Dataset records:
[START]

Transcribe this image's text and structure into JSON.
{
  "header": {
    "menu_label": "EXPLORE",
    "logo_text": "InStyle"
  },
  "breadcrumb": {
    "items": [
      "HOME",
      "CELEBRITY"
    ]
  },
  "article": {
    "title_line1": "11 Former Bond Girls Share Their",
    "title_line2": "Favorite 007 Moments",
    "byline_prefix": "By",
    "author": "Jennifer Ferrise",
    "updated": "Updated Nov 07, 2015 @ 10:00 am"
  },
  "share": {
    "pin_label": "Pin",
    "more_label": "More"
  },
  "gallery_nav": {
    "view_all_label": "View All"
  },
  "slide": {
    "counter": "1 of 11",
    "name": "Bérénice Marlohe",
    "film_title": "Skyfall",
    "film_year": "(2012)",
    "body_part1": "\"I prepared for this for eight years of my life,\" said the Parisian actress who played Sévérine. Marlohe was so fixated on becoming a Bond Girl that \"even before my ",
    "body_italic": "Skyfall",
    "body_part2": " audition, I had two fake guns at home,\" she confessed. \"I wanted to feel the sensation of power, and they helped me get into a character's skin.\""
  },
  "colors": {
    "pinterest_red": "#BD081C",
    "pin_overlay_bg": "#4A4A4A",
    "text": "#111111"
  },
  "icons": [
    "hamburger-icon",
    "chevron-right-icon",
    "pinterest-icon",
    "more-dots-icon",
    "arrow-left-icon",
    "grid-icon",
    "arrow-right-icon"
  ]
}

[END]

### What the task requires
Note every line above where the string "Bond" shows up, and copy those lines.

### Task output
    "title_line1": "11 Former Bond Girls Share Their",
    "body_part1": "\"I prepared for this for eight years of my life,\" said the Parisian actress who played Sévérine. Marlohe was so fixated on becoming a Bond Girl that \"even before my ",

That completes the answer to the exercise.